Set exercise. Repeat every record below exactly, but leave out any pictures.

Task inputs.
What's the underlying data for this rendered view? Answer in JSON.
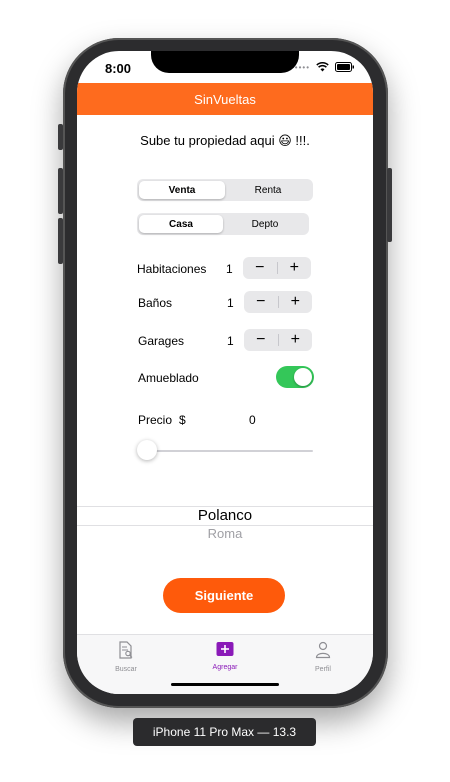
{
  "status_bar": {
    "time": "8:00"
  },
  "navbar": {
    "title": "SinVueltas"
  },
  "headline": {
    "text": "Sube tu propiedad aqui 😃 !!!."
  },
  "operation_segment": {
    "options": [
      "Venta",
      "Renta"
    ],
    "selected": "Venta"
  },
  "type_segment": {
    "options": [
      "Casa",
      "Depto"
    ],
    "selected": "Casa"
  },
  "rows": {
    "habitaciones": {
      "label": "Habitaciones",
      "value": "1"
    },
    "banos": {
      "label": "Baños",
      "value": "1"
    },
    "garages": {
      "label": "Garages",
      "value": "1"
    },
    "amueblado": {
      "label": "Amueblado",
      "on": true
    }
  },
  "stepper": {
    "minus": "−",
    "plus": "+"
  },
  "price": {
    "label": "Precio",
    "currency": "$",
    "value": "0",
    "slider_fraction": 0
  },
  "picker": {
    "selected": "Polanco",
    "next": "Roma"
  },
  "cta": {
    "label": "Siguiente"
  },
  "tabbar": {
    "items": [
      {
        "label": "Buscar",
        "icon": "document-search-icon"
      },
      {
        "label": "Agregar",
        "icon": "plus-square-icon",
        "active": true
      },
      {
        "label": "Perfil",
        "icon": "person-icon"
      }
    ]
  },
  "device": {
    "label": "iPhone 11 Pro Max — 13.3"
  },
  "colors": {
    "accent": "#fe6b1e",
    "cta": "#fe5a0b",
    "toggle_on": "#34c759",
    "tab_active": "#8a1ab8"
  }
}
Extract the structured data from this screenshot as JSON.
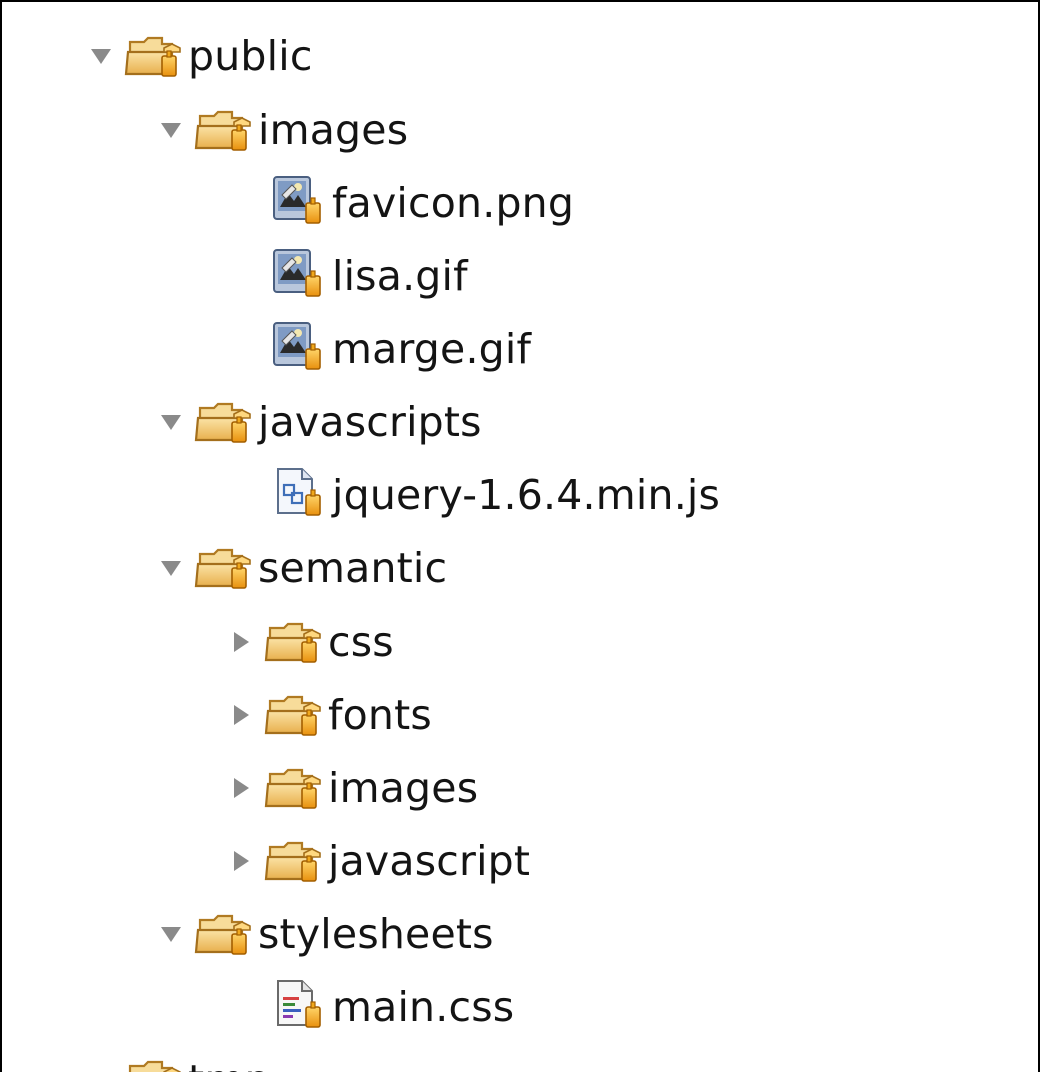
{
  "tree": {
    "items": [
      {
        "label": "public",
        "type": "folder",
        "state": "expanded"
      },
      {
        "label": "images",
        "type": "folder",
        "state": "expanded"
      },
      {
        "label": "favicon.png",
        "type": "image-file"
      },
      {
        "label": "lisa.gif",
        "type": "image-file"
      },
      {
        "label": "marge.gif",
        "type": "image-file"
      },
      {
        "label": "javascripts",
        "type": "folder",
        "state": "expanded"
      },
      {
        "label": "jquery-1.6.4.min.js",
        "type": "js-file"
      },
      {
        "label": "semantic",
        "type": "folder",
        "state": "expanded"
      },
      {
        "label": "css",
        "type": "folder",
        "state": "collapsed"
      },
      {
        "label": "fonts",
        "type": "folder",
        "state": "collapsed"
      },
      {
        "label": "images",
        "type": "folder",
        "state": "collapsed"
      },
      {
        "label": "javascript",
        "type": "folder",
        "state": "collapsed"
      },
      {
        "label": "stylesheets",
        "type": "folder",
        "state": "expanded"
      },
      {
        "label": "main.css",
        "type": "css-file"
      },
      {
        "label": "tmp",
        "type": "folder"
      }
    ]
  },
  "icons": {
    "folder": "open-folder-icon",
    "image-file": "image-file-icon",
    "js-file": "javascript-file-icon",
    "css-file": "css-file-icon",
    "expanded": "triangle-down-icon",
    "collapsed": "triangle-right-icon"
  },
  "colors": {
    "folder_fill": "#f2c76b",
    "folder_stroke": "#b07a22",
    "lock_badge": "#f0a81c",
    "twisty": "#8a8a8a",
    "text": "#141414"
  }
}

Result of the exercise.
What's the underlying data for this rendered view? Answer in JSON.
{
  "status_bar": {
    "time": "8:00"
  },
  "navbar": {
    "title": "SinVueltas"
  },
  "headline": {
    "text": "Sube tu propiedad aqui 😃 !!!."
  },
  "operation_segment": {
    "options": [
      "Venta",
      "Renta"
    ],
    "selected": "Venta"
  },
  "type_segment": {
    "options": [
      "Casa",
      "Depto"
    ],
    "selected": "Casa"
  },
  "rows": {
    "habitaciones": {
      "label": "Habitaciones",
      "value": "1"
    },
    "banos": {
      "label": "Baños",
      "value": "1"
    },
    "garages": {
      "label": "Garages",
      "value": "1"
    },
    "amueblado": {
      "label": "Amueblado",
      "on": true
    }
  },
  "stepper": {
    "minus": "−",
    "plus": "+"
  },
  "price": {
    "label": "Precio",
    "currency": "$",
    "value": "0",
    "slider_fraction": 0
  },
  "picker": {
    "selected": "Polanco",
    "next": "Roma"
  },
  "cta": {
    "label": "Siguiente"
  },
  "tabbar": {
    "items": [
      {
        "label": "Buscar",
        "icon": "document-search-icon"
      },
      {
        "label": "Agregar",
        "icon": "plus-square-icon",
        "active": true
      },
      {
        "label": "Perfil",
        "icon": "person-icon"
      }
    ]
  },
  "device": {
    "label": "iPhone 11 Pro Max — 13.3"
  },
  "colors": {
    "accent": "#fe6b1e",
    "cta": "#fe5a0b",
    "toggle_on": "#34c759",
    "tab_active": "#8a1ab8"
  }
}
Extract the structured data from this screenshot as JSON.
{
  "tree": {
    "items": [
      {
        "label": "public",
        "type": "folder",
        "state": "expanded"
      },
      {
        "label": "images",
        "type": "folder",
        "state": "expanded"
      },
      {
        "label": "favicon.png",
        "type": "image-file"
      },
      {
        "label": "lisa.gif",
        "type": "image-file"
      },
      {
        "label": "marge.gif",
        "type": "image-file"
      },
      {
        "label": "javascripts",
        "type": "folder",
        "state": "expanded"
      },
      {
        "label": "jquery-1.6.4.min.js",
        "type": "js-file"
      },
      {
        "label": "semantic",
        "type": "folder",
        "state": "expanded"
      },
      {
        "label": "css",
        "type": "folder",
        "state": "collapsed"
      },
      {
        "label": "fonts",
        "type": "folder",
        "state": "collapsed"
      },
      {
        "label": "images",
        "type": "folder",
        "state": "collapsed"
      },
      {
        "label": "javascript",
        "type": "folder",
        "state": "collapsed"
      },
      {
        "label": "stylesheets",
        "type": "folder",
        "state": "expanded"
      },
      {
        "label": "main.css",
        "type": "css-file"
      },
      {
        "label": "tmp",
        "type": "folder"
      }
    ]
  },
  "icons": {
    "folder": "open-folder-icon",
    "image-file": "image-file-icon",
    "js-file": "javascript-file-icon",
    "css-file": "css-file-icon",
    "expanded": "triangle-down-icon",
    "collapsed": "triangle-right-icon"
  },
  "colors": {
    "folder_fill": "#f2c76b",
    "folder_stroke": "#b07a22",
    "lock_badge": "#f0a81c",
    "twisty": "#8a8a8a",
    "text": "#141414"
  }
}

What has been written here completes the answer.